Skip the images. Copy the records exactly as written.
━━━━━ Records shown
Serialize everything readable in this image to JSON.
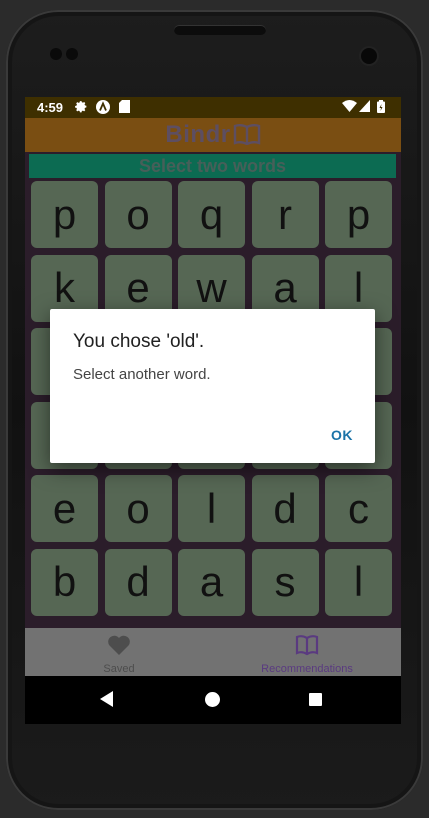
{
  "status_bar": {
    "time": "4:59",
    "left_icons": [
      "gear-icon",
      "a-circle-icon",
      "sd-card-icon"
    ],
    "right_icons": [
      "wifi-icon",
      "signal-icon",
      "battery-icon"
    ]
  },
  "app_bar": {
    "title": "Bindr",
    "logo": "book-icon"
  },
  "prompt": "Select two words",
  "letter_grid": [
    [
      "p",
      "o",
      "q",
      "r",
      "p"
    ],
    [
      "k",
      "e",
      "w",
      "a",
      "l"
    ],
    [
      "",
      "",
      "",
      "",
      ""
    ],
    [
      "",
      "",
      "",
      "",
      ""
    ],
    [
      "e",
      "o",
      "l",
      "d",
      "c"
    ],
    [
      "b",
      "d",
      "a",
      "s",
      "l"
    ]
  ],
  "bottom_nav": {
    "items": [
      {
        "label": "Saved",
        "icon": "heart-icon",
        "active": false
      },
      {
        "label": "Recommendations",
        "icon": "book-icon",
        "active": true
      }
    ]
  },
  "dialog": {
    "title": "You chose 'old'.",
    "message": "Select another word.",
    "ok_label": "OK"
  },
  "colors": {
    "accent": "#1b73a8",
    "active_nav": "#5a3a80",
    "tile": "#566754",
    "prompt_bg": "#0c6b52"
  }
}
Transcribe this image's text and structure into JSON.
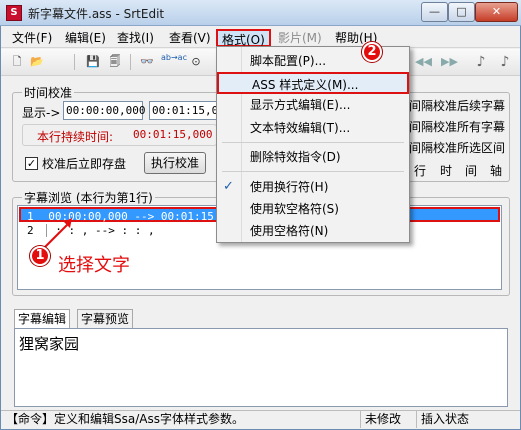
{
  "window": {
    "title": "新字幕文件.ass - SrtEdit",
    "app_icon_glyph": "S"
  },
  "title_buttons": {
    "min": "—",
    "max": "□",
    "close": "✕"
  },
  "menubar": {
    "file": "文件(F)",
    "edit": "编辑(E)",
    "find": "查找(I)",
    "view": "查看(V)",
    "format": "格式(O)",
    "video": "影片(M)",
    "help": "帮助(H)"
  },
  "toolbar": {
    "icons": [
      "new-file-icon",
      "open-folder-icon",
      "save-icon",
      "save-all-icon",
      "find-icon",
      "replace-icon",
      "preview-icon"
    ],
    "glyphs": {
      "new": "🗋",
      "open": "📂",
      "save": "💾",
      "saveall": "🗐",
      "find": "👓",
      "replace": "ab→ac",
      "preview": "⊙",
      "prev": "◀◀",
      "next": "▶▶",
      "tool1": "♪",
      "tool2": "♪"
    }
  },
  "calibration": {
    "group_title": "时间校准",
    "display_label": "显示->",
    "start_time": "00:00:00,000",
    "end_time": "00:01:15,00",
    "duration_label": "本行持续时间:",
    "duration_value": "00:01:15,000",
    "checkbox_label": "校准后立即存盘",
    "checkbox_checked": "✓",
    "execute_button": "执行校准",
    "right_options": [
      "间隔校准后续字幕",
      "间隔校准所有字幕",
      "间隔校准所选区间"
    ],
    "right_axis": [
      "行",
      "时",
      "间",
      "轴"
    ]
  },
  "subtitle_browser": {
    "group_title": "字幕浏览 (本行为第1行)",
    "rows": [
      {
        "num": "1",
        "text": "00:00:00,000 --> 00:01:15,00"
      },
      {
        "num": "2",
        "text": " :  :  ,     -->  :  :  ,"
      }
    ]
  },
  "annotation": {
    "step1_num": "1",
    "step1_text": "选择文字",
    "step2_num": "2",
    "color": "#e30d0d"
  },
  "editor": {
    "tabs": [
      "字幕编辑",
      "字幕预览"
    ],
    "content": "狸窝家园"
  },
  "statusbar": {
    "command": "【命令】定义和编辑Ssa/Ass字体样式参数。",
    "modified": "未修改",
    "mode": "插入状态"
  },
  "format_menu": {
    "items": [
      {
        "label": "脚本配置(P)...",
        "checked": false
      },
      {
        "label": "ASS 样式定义(M)...",
        "checked": false
      },
      {
        "label": "显示方式编辑(E)...",
        "checked": false
      },
      {
        "label": "文本特效编辑(T)...",
        "checked": false
      },
      {
        "label": "删除特效指令(D)",
        "checked": false
      },
      {
        "label": "使用换行符(H)",
        "checked": true
      },
      {
        "label": "使用软空格符(S)",
        "checked": false
      },
      {
        "label": "使用空格符(N)",
        "checked": false
      }
    ],
    "check_glyph": "✓"
  },
  "colors": {
    "highlight_red": "#dd1111",
    "selection_blue": "#3399ff",
    "titlebar": "#c8d9ef"
  }
}
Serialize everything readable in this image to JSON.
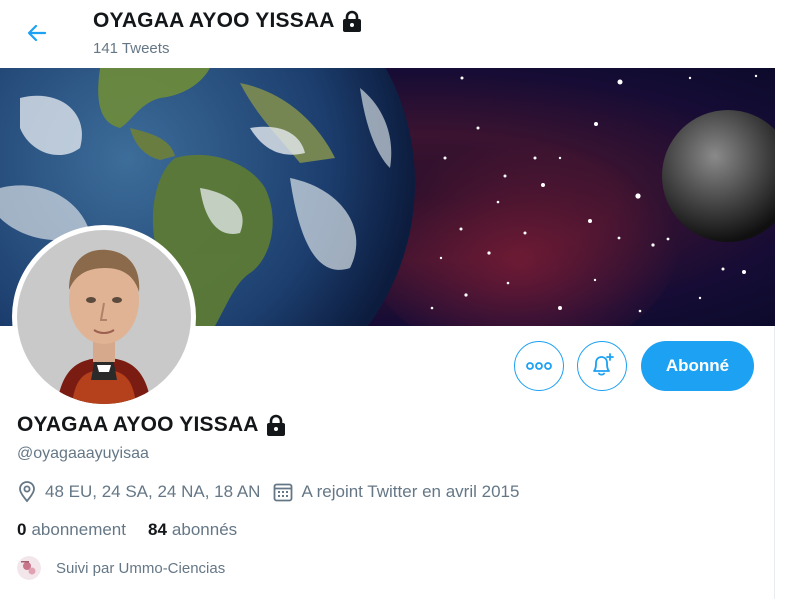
━━━━━━━━━━
• **Written solution**:
Serialize everything readable in this image to JSON.
{
  "status_bar": {
    "time": "4:59",
    "left_icons": [
      "gear-icon",
      "a-circle-icon",
      "sd-card-icon"
    ],
    "right_icons": [
      "wifi-icon",
      "signal-icon",
      "battery-icon"
    ]
  },
  "app_bar": {
    "title": "Bindr",
    "logo": "book-icon"
  },
  "prompt": "Select two words",
  "letter_grid": [
    [
      "p",
      "o",
      "q",
      "r",
      "p"
    ],
    [
      "k",
      "e",
      "w",
      "a",
      "l"
    ],
    [
      "",
      "",
      "",
      "",
      ""
    ],
    [
      "",
      "",
      "",
      "",
      ""
    ],
    [
      "e",
      "o",
      "l",
      "d",
      "c"
    ],
    [
      "b",
      "d",
      "a",
      "s",
      "l"
    ]
  ],
  "bottom_nav": {
    "items": [
      {
        "label": "Saved",
        "icon": "heart-icon",
        "active": false
      },
      {
        "label": "Recommendations",
        "icon": "book-icon",
        "active": true
      }
    ]
  },
  "dialog": {
    "title": "You chose 'old'.",
    "message": "Select another word.",
    "ok_label": "OK"
  },
  "colors": {
    "accent": "#1b73a8",
    "active_nav": "#5a3a80",
    "tile": "#566754",
    "prompt_bg": "#0c6b52"
  }
}
Transcribe this image's text and structure into JSON.
{
  "window": {
    "title": "新字幕文件.ass - SrtEdit",
    "app_icon_glyph": "S"
  },
  "title_buttons": {
    "min": "—",
    "max": "□",
    "close": "✕"
  },
  "menubar": {
    "file": "文件(F)",
    "edit": "编辑(E)",
    "find": "查找(I)",
    "view": "查看(V)",
    "format": "格式(O)",
    "video": "影片(M)",
    "help": "帮助(H)"
  },
  "toolbar": {
    "icons": [
      "new-file-icon",
      "open-folder-icon",
      "save-icon",
      "save-all-icon",
      "find-icon",
      "replace-icon",
      "preview-icon"
    ],
    "glyphs": {
      "new": "🗋",
      "open": "📂",
      "save": "💾",
      "saveall": "🗐",
      "find": "👓",
      "replace": "ab→ac",
      "preview": "⊙",
      "prev": "◀◀",
      "next": "▶▶",
      "tool1": "♪",
      "tool2": "♪"
    }
  },
  "calibration": {
    "group_title": "时间校准",
    "display_label": "显示->",
    "start_time": "00:00:00,000",
    "end_time": "00:01:15,00",
    "duration_label": "本行持续时间:",
    "duration_value": "00:01:15,000",
    "checkbox_label": "校准后立即存盘",
    "checkbox_checked": "✓",
    "execute_button": "执行校准",
    "right_options": [
      "间隔校准后续字幕",
      "间隔校准所有字幕",
      "间隔校准所选区间"
    ],
    "right_axis": [
      "行",
      "时",
      "间",
      "轴"
    ]
  },
  "subtitle_browser": {
    "group_title": "字幕浏览 (本行为第1行)",
    "rows": [
      {
        "num": "1",
        "text": "00:00:00,000 --> 00:01:15,00"
      },
      {
        "num": "2",
        "text": " :  :  ,     -->  :  :  ,"
      }
    ]
  },
  "annotation": {
    "step1_num": "1",
    "step1_text": "选择文字",
    "step2_num": "2",
    "color": "#e30d0d"
  },
  "editor": {
    "tabs": [
      "字幕编辑",
      "字幕预览"
    ],
    "content": "狸窝家园"
  },
  "statusbar": {
    "command": "【命令】定义和编辑Ssa/Ass字体样式参数。",
    "modified": "未修改",
    "mode": "插入状态"
  },
  "format_menu": {
    "items": [
      {
        "label": "脚本配置(P)...",
        "checked": false
      },
      {
        "label": "ASS 样式定义(M)...",
        "checked": false
      },
      {
        "label": "显示方式编辑(E)...",
        "checked": false
      },
      {
        "label": "文本特效编辑(T)...",
        "checked": false
      },
      {
        "label": "删除特效指令(D)",
        "checked": false
      },
      {
        "label": "使用换行符(H)",
        "checked": true
      },
      {
        "label": "使用软空格符(S)",
        "checked": false
      },
      {
        "label": "使用空格符(N)",
        "checked": false
      }
    ],
    "check_glyph": "✓"
  },
  "colors": {
    "highlight_red": "#dd1111",
    "selection_blue": "#3399ff",
    "titlebar": "#c8d9ef"
  }
}
Serialize everything readable in this image to JSON.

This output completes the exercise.